Records from a data collection

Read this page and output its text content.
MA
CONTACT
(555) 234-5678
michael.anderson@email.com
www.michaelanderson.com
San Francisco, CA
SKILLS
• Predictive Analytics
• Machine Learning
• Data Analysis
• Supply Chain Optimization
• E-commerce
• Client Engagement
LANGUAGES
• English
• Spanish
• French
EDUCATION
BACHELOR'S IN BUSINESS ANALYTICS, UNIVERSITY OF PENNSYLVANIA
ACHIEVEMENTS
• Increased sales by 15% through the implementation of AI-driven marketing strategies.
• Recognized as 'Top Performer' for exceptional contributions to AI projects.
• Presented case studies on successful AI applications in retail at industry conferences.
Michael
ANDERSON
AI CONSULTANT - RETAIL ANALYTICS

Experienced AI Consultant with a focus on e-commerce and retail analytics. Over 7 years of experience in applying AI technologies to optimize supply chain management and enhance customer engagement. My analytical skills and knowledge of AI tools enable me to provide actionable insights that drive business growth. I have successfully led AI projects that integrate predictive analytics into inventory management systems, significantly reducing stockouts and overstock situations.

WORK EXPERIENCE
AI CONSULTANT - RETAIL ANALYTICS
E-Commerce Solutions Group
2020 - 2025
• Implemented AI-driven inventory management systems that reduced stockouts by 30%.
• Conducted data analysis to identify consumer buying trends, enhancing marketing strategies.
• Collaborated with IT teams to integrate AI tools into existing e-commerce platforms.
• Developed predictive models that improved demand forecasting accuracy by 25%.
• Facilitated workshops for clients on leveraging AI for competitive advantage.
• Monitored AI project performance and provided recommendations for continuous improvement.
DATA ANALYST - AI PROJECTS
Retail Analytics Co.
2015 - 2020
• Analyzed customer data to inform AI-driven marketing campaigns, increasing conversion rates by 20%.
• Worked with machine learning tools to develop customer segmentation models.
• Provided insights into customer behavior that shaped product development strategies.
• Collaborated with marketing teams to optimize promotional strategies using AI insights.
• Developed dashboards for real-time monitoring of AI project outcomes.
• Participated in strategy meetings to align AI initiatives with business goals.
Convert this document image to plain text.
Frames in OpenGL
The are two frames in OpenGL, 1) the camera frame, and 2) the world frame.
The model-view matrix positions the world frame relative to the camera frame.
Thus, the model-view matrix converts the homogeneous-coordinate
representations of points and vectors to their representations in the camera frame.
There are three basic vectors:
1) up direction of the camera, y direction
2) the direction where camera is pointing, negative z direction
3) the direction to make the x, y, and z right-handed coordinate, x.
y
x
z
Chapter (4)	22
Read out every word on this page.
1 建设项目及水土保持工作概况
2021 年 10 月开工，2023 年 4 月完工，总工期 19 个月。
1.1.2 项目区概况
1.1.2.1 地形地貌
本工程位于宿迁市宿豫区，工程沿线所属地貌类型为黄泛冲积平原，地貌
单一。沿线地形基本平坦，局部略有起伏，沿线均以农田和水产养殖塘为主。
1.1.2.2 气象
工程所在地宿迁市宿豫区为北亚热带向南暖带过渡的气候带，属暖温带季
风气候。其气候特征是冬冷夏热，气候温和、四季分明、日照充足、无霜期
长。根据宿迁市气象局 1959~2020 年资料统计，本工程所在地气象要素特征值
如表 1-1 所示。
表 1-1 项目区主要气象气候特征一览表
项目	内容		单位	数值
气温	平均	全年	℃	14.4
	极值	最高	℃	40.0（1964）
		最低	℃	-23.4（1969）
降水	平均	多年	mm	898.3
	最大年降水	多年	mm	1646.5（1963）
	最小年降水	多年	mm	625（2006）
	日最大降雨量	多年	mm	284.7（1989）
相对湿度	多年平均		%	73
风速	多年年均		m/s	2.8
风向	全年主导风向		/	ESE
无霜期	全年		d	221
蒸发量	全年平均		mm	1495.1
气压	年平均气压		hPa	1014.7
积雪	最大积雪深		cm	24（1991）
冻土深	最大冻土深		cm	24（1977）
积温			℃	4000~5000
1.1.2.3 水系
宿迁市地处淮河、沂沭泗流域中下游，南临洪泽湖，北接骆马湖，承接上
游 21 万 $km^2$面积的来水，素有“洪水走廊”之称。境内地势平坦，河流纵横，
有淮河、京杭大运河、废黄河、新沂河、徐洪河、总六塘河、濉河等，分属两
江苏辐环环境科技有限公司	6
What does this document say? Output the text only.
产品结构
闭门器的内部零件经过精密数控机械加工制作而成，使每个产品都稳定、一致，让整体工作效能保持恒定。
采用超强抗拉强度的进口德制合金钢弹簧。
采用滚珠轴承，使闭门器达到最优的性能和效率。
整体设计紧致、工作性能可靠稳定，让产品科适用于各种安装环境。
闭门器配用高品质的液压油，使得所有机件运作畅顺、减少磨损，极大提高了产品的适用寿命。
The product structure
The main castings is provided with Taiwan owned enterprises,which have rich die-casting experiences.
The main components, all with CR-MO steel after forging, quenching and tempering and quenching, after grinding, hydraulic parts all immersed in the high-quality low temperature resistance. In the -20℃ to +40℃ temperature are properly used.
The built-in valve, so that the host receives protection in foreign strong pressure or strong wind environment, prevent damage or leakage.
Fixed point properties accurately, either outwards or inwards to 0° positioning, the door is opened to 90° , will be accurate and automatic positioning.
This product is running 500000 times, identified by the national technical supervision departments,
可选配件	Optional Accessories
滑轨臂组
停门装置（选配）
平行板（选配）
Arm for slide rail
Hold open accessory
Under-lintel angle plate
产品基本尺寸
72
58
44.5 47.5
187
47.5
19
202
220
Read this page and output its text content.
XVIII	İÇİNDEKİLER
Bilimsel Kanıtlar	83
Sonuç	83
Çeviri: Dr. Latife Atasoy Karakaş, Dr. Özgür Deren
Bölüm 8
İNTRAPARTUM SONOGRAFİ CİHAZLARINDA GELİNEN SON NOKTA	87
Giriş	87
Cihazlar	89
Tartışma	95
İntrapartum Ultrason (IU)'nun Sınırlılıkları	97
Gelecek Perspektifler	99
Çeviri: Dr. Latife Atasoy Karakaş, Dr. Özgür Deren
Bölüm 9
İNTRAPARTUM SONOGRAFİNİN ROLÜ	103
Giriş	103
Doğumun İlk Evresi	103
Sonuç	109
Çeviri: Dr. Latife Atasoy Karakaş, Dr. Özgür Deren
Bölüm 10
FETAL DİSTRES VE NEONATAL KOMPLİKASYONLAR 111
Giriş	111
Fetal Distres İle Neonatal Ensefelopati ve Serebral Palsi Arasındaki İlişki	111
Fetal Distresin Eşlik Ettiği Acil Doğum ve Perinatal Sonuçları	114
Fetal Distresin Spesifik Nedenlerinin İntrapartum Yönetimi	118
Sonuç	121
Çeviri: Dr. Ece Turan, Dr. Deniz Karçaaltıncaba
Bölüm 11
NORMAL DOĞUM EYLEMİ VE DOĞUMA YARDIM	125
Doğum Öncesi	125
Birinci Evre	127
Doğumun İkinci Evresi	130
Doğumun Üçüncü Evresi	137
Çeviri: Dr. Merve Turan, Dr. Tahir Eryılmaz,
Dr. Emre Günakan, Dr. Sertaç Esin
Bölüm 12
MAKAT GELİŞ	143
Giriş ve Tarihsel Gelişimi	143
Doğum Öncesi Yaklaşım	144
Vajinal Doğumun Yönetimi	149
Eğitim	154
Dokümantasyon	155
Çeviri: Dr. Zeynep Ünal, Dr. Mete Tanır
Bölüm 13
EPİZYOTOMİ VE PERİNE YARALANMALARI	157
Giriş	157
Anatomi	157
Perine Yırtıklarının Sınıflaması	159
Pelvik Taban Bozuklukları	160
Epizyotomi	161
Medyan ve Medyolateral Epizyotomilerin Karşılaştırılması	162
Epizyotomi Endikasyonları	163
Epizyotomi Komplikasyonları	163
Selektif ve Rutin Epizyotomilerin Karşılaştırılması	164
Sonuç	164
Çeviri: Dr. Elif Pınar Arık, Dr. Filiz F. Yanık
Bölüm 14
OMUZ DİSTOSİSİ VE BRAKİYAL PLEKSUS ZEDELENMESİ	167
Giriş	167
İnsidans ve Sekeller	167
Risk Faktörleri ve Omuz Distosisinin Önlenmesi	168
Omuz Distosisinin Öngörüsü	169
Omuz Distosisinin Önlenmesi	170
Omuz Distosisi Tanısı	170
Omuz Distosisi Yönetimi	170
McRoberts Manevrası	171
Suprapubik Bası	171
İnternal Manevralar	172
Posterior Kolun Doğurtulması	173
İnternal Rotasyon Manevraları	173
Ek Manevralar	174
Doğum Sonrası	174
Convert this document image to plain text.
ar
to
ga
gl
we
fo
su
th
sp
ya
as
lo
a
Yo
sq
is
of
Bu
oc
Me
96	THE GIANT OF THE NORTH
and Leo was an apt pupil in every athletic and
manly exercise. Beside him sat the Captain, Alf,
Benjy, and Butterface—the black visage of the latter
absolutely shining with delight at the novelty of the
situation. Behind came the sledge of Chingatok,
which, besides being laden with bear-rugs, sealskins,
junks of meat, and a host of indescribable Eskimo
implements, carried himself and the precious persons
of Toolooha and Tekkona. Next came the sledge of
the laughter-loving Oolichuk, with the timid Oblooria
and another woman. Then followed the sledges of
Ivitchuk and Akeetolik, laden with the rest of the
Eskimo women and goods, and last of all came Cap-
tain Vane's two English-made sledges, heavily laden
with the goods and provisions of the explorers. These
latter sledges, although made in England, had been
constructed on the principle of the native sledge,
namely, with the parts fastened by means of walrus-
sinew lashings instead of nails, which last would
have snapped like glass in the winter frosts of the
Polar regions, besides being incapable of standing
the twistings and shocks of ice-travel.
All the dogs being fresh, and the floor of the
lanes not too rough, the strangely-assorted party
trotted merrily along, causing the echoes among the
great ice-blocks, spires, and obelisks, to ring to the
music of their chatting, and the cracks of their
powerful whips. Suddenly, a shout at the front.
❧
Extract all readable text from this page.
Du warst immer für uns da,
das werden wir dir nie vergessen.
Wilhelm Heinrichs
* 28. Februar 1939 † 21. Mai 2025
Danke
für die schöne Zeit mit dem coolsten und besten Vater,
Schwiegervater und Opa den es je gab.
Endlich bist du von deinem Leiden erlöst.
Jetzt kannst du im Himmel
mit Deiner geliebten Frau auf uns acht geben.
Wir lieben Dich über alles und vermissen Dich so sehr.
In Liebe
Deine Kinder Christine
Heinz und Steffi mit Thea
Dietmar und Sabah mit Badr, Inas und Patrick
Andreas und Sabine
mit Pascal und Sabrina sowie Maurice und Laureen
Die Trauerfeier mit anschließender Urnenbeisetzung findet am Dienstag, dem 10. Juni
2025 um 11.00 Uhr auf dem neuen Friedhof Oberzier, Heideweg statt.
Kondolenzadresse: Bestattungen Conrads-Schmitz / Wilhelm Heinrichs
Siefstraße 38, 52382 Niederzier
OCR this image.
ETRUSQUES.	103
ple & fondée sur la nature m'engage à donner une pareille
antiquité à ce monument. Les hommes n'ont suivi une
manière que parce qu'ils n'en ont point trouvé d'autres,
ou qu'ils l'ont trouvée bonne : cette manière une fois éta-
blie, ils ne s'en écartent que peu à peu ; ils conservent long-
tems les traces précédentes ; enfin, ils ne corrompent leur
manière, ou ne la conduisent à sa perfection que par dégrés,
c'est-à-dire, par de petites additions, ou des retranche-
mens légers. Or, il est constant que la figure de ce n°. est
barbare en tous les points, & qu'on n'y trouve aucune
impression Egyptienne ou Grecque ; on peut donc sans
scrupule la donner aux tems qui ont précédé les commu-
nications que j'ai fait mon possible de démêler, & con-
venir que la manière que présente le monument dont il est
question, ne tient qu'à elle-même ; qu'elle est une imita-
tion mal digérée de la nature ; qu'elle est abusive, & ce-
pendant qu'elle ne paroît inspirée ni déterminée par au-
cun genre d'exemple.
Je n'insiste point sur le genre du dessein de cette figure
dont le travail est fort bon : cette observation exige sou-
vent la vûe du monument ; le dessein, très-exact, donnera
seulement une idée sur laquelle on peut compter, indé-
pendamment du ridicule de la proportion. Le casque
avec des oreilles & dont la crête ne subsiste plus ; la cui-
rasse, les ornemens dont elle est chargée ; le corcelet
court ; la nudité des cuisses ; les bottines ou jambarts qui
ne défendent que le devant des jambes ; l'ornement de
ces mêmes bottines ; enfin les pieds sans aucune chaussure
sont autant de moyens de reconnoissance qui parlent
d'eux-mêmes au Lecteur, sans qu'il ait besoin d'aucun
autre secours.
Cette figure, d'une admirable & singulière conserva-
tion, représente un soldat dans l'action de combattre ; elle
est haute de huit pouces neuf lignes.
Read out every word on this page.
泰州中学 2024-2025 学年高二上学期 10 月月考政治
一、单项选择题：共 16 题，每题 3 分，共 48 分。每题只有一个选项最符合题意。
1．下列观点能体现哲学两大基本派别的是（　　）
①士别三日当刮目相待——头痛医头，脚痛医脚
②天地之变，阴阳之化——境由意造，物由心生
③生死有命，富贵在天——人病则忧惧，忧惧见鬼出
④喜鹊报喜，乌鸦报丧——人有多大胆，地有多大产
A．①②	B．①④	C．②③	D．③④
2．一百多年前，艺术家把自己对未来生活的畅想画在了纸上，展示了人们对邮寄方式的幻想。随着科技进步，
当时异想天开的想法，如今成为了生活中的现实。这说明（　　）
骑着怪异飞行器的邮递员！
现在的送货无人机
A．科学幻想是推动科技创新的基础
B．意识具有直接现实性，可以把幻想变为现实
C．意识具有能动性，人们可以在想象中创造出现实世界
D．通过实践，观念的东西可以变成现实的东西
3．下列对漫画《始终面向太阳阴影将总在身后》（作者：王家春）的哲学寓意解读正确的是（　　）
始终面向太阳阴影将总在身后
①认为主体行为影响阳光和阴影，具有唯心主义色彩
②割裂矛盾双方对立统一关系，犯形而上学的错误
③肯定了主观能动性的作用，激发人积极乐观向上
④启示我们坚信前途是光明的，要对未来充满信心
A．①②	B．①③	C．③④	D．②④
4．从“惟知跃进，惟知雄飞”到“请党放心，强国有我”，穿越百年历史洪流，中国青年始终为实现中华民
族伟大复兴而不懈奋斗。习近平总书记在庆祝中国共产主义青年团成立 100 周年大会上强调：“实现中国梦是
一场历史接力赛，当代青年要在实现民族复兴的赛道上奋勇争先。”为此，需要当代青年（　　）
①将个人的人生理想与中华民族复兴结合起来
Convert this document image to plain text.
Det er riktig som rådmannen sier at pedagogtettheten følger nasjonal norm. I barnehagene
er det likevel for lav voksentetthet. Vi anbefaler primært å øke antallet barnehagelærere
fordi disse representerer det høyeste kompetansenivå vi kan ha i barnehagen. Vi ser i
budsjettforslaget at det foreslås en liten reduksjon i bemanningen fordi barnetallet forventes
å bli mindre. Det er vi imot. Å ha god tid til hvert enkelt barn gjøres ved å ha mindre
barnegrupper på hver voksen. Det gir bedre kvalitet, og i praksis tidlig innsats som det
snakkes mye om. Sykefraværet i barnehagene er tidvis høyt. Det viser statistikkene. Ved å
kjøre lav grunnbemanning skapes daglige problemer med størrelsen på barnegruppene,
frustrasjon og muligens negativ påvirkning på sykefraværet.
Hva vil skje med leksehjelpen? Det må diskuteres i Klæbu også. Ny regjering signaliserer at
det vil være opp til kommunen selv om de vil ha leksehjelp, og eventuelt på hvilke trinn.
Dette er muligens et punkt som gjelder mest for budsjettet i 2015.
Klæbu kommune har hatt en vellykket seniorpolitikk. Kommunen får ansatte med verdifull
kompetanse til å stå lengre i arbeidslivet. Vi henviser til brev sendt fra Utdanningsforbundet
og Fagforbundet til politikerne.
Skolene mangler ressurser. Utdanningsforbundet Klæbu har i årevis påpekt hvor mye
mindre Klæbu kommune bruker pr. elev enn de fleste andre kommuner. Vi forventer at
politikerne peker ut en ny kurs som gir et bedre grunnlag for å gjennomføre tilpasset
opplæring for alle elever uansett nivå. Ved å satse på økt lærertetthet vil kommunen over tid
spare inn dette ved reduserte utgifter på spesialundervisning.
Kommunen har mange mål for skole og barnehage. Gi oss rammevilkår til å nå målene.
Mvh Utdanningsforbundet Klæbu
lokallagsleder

Directions for this task: Return from the data every line that holds "Öncesi".

Reply to the task:
Doğum Öncesi	125
Doğum Öncesi Yaklaşım	144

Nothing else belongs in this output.